• [PROBLEM TO WORK ON]:
Drop the pictures, then extract the listing word for word.

• [Stored records]:
····················

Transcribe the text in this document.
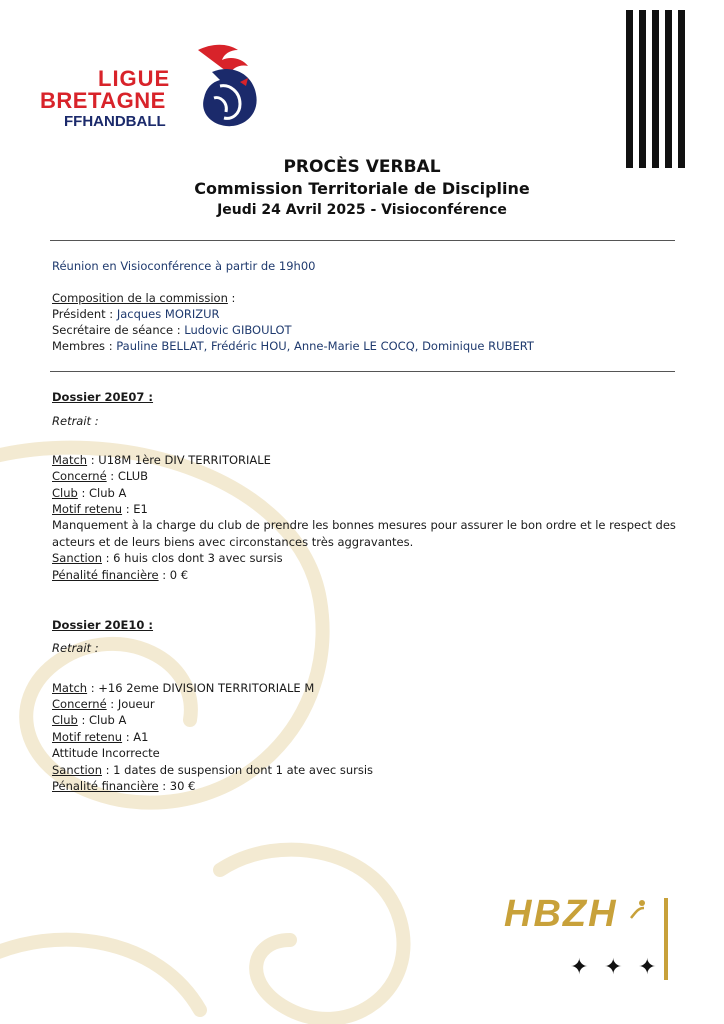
LIGUE
BRETAGNE
FFHANDBALL

PROCÈS VERBAL

Commission Territoriale de Discipline

Jeudi 24 Avril 2025 - Visioconférence

Réunion en Visioconférence à partir de 19h00
Composition de la commission :
Président : Jacques MORIZUR
Secrétaire de séance : Ludovic GIBOULOT
Membres : Pauline BELLAT, Frédéric HOU, Anne-Marie LE COCQ, Dominique RUBERT
Dossier 20E07 :
Retrait :
Match : U18M 1ère DIV TERRITORIALE
Concerné : CLUB
Club : Club A
Motif retenu : E1
Manquement à la charge du club de prendre les bonnes mesures pour assurer le bon ordre et le respect des
acteurs et de leurs biens avec circonstances très aggravantes.
Sanction : 6 huis clos dont 3 avec sursis
Pénalité financière : 0 €
Dossier 20E10 :
Retrait :
Match : +16 2eme DIVISION TERRITORIALE M
Concerné : Joueur
Club : Club A
Motif retenu : A1
Attitude Incorrecte
Sanction : 1 dates de suspension dont 1 ate avec sursis
Pénalité financière : 30 €
HBZH
✦ ✦ ✦
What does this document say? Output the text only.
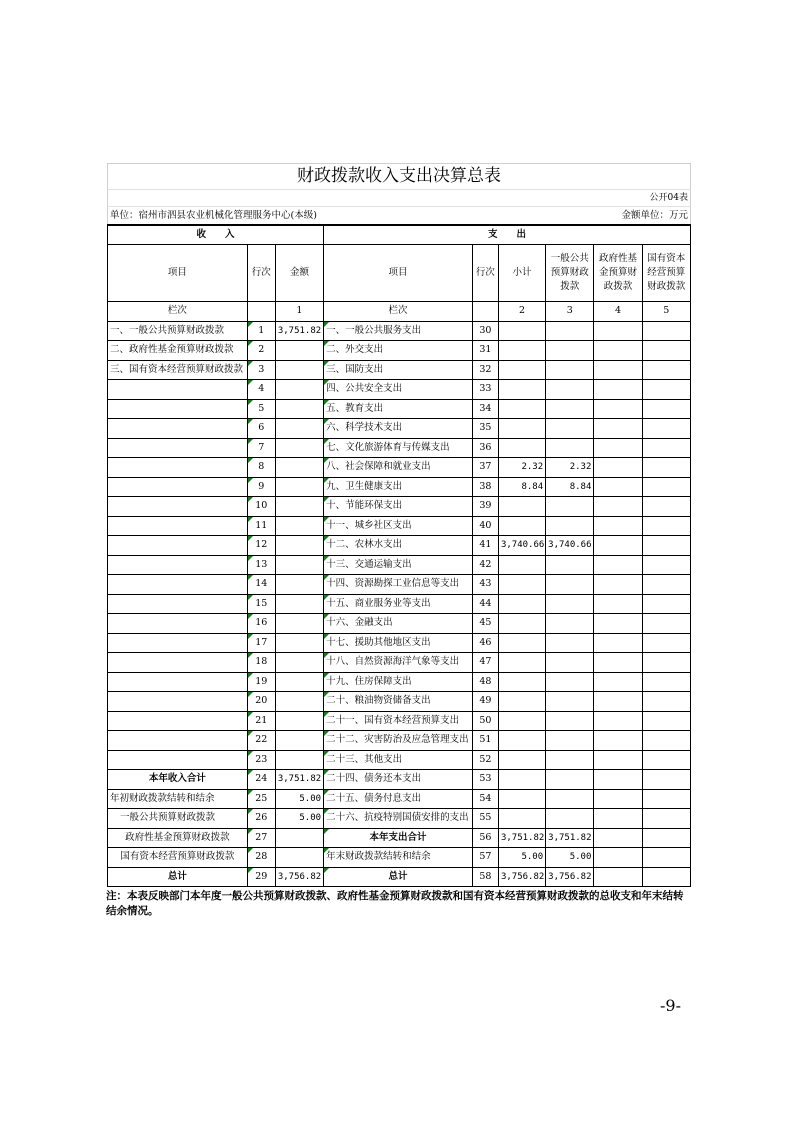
财政拨款收入支出决算总表
公开04表
单位：宿州市泗县农业机械化管理服务中心(本级)	金额单位：万元
收　　入			支　　出					
项目	行次	金额	项目	行次	小计	一般公共预算财政拨款	政府性基金预算财政拨款	国有资本经营预算财政拨款
栏次		1	栏次		2	3	4	5
一、一般公共预算财政拨款	1	3,751.82	一、一般公共服务支出	30				
二、政府性基金预算财政拨款	2		二、外交支出	31				
三、国有资本经营预算财政拨款	3		三、国防支出	32				
	4		四、公共安全支出	33				
	5		五、教育支出	34				
	6		六、科学技术支出	35				
	7		七、文化旅游体育与传媒支出	36				
	8		八、社会保障和就业支出	37	2.32	2.32		
	9		九、卫生健康支出	38	8.84	8.84		
	10		十、节能环保支出	39				
	11		十一、城乡社区支出	40				
	12		十二、农林水支出	41	3,740.66	3,740.66		
	13		十三、交通运输支出	42				
	14		十四、资源勘探工业信息等支出	43				
	15		十五、商业服务业等支出	44				
	16		十六、金融支出	45				
	17		十七、援助其他地区支出	46				
	18		十八、自然资源海洋气象等支出	47				
	19		十九、住房保障支出	48				
	20		二十、粮油物资储备支出	49				
	21		二十一、国有资本经营预算支出	50				
	22		二十二、灾害防治及应急管理支出	51				
	23		二十三、其他支出	52				
本年收入合计	24	3,751.82	二十四、债务还本支出	53				
年初财政拨款结转和结余	25	5.00	二十五、债务付息支出	54				
一般公共预算财政拨款	26	5.00	二十六、抗疫特别国债安排的支出	55				
政府性基金预算财政拨款	27		本年支出合计	56	3,751.82	3,751.82		
国有资本经营预算财政拨款	28		年末财政拨款结转和结余	57	5.00	5.00		
总计	29	3,756.82	总计	58	3,756.82	3,756.82		
注：本表反映部门本年度一般公共预算财政拨款、政府性基金预算财政拨款和国有资本经营预算财政拨款的总收支和年末结转结余情况。
-9-
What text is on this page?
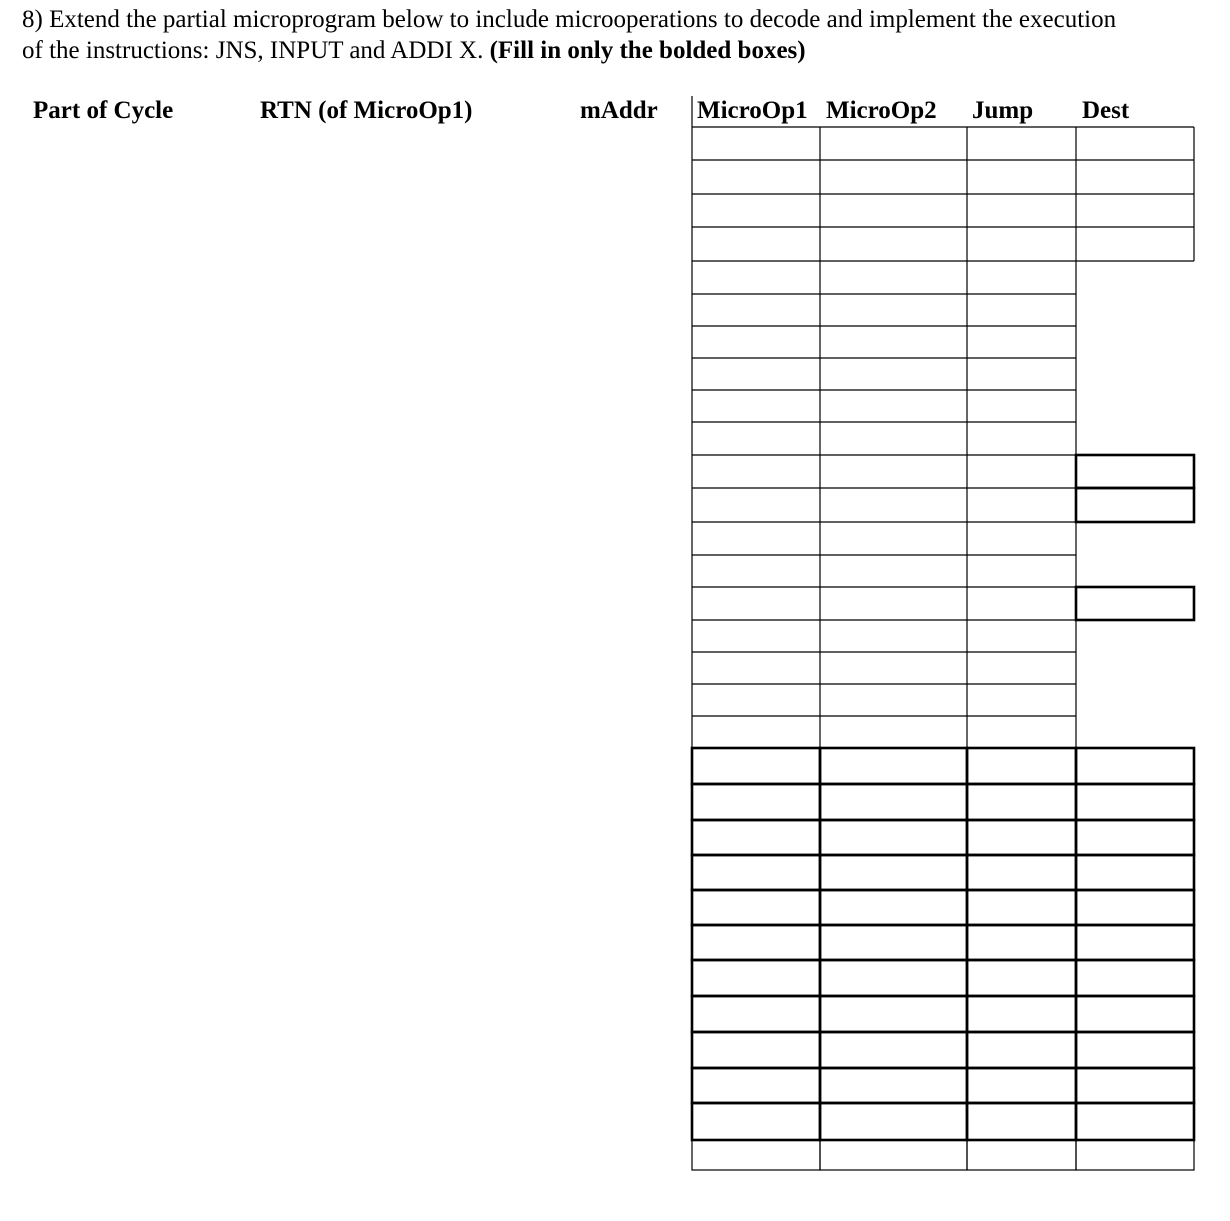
8) Extend the partial microprogram below to include microoperations to decode and implement the execution
of the instructions: JNS, INPUT and ADDI X. (Fill in only the bolded boxes)
Part of Cycle	RTN (of MicroOp1)	mAddr MicroOp1 MicroOp2 Jump Dest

····················

• [CORRECT ANSWER]:
Transcribe the text in this document.
LIGUE
BRETAGNE
FFHANDBALL

PROCÈS VERBAL

Commission Territoriale de Discipline

Jeudi 24 Avril 2025 - Visioconférence

Réunion en Visioconférence à partir de 19h00
Composition de la commission :
Président : Jacques MORIZUR
Secrétaire de séance : Ludovic GIBOULOT
Membres : Pauline BELLAT, Frédéric HOU, Anne-Marie LE COCQ, Dominique RUBERT
Dossier 20E07 :
Retrait :
Match : U18M 1ère DIV TERRITORIALE
Concerné : CLUB
Club : Club A
Motif retenu : E1
Manquement à la charge du club de prendre les bonnes mesures pour assurer le bon ordre et le respect des
acteurs et de leurs biens avec circonstances très aggravantes.
Sanction : 6 huis clos dont 3 avec sursis
Pénalité financière : 0 €
Dossier 20E10 :
Retrait :
Match : +16 2eme DIVISION TERRITORIALE M
Concerné : Joueur
Club : Club A
Motif retenu : A1
Attitude Incorrecte
Sanction : 1 dates de suspension dont 1 ate avec sursis
Pénalité financière : 30 €
HBZH
✦ ✦ ✦
What does this document say? Output the text only.
财政拨款收入支出决算总表
公开04表
单位：宿州市泗县农业机械化管理服务中心(本级)	金额单位：万元
收　　入			支　　出					
项目	行次	金额	项目	行次	小计	一般公共预算财政拨款	政府性基金预算财政拨款	国有资本经营预算财政拨款
栏次		1	栏次		2	3	4	5
一、一般公共预算财政拨款	1	3,751.82	一、一般公共服务支出	30				
二、政府性基金预算财政拨款	2		二、外交支出	31				
三、国有资本经营预算财政拨款	3		三、国防支出	32				
	4		四、公共安全支出	33				
	5		五、教育支出	34				
	6		六、科学技术支出	35				
	7		七、文化旅游体育与传媒支出	36				
	8		八、社会保障和就业支出	37	2.32	2.32		
	9		九、卫生健康支出	38	8.84	8.84		
	10		十、节能环保支出	39				
	11		十一、城乡社区支出	40				
	12		十二、农林水支出	41	3,740.66	3,740.66		
	13		十三、交通运输支出	42				
	14		十四、资源勘探工业信息等支出	43				
	15		十五、商业服务业等支出	44				
	16		十六、金融支出	45				
	17		十七、援助其他地区支出	46				
	18		十八、自然资源海洋气象等支出	47				
	19		十九、住房保障支出	48				
	20		二十、粮油物资储备支出	49				
	21		二十一、国有资本经营预算支出	50				
	22		二十二、灾害防治及应急管理支出	51				
	23		二十三、其他支出	52				
本年收入合计	24	3,751.82	二十四、债务还本支出	53				
年初财政拨款结转和结余	25	5.00	二十五、债务付息支出	54				
一般公共预算财政拨款	26	5.00	二十六、抗疫特别国债安排的支出	55				
政府性基金预算财政拨款	27		本年支出合计	56	3,751.82	3,751.82		
国有资本经营预算财政拨款	28		年末财政拨款结转和结余	57	5.00	5.00		
总计	29	3,756.82	总计	58	3,756.82	3,756.82		
注：本表反映部门本年度一般公共预算财政拨款、政府性基金预算财政拨款和国有资本经营预算财政拨款的总收支和年末结转结余情况。
-9-
What text is on this page?
8) Extend the partial microprogram below to include microoperations to decode and implement the execution
of the instructions: JNS, INPUT and ADDI X. (Fill in only the bolded boxes)
Part of Cycle	RTN (of MicroOp1)	mAddr MicroOp1 MicroOp2 Jump Dest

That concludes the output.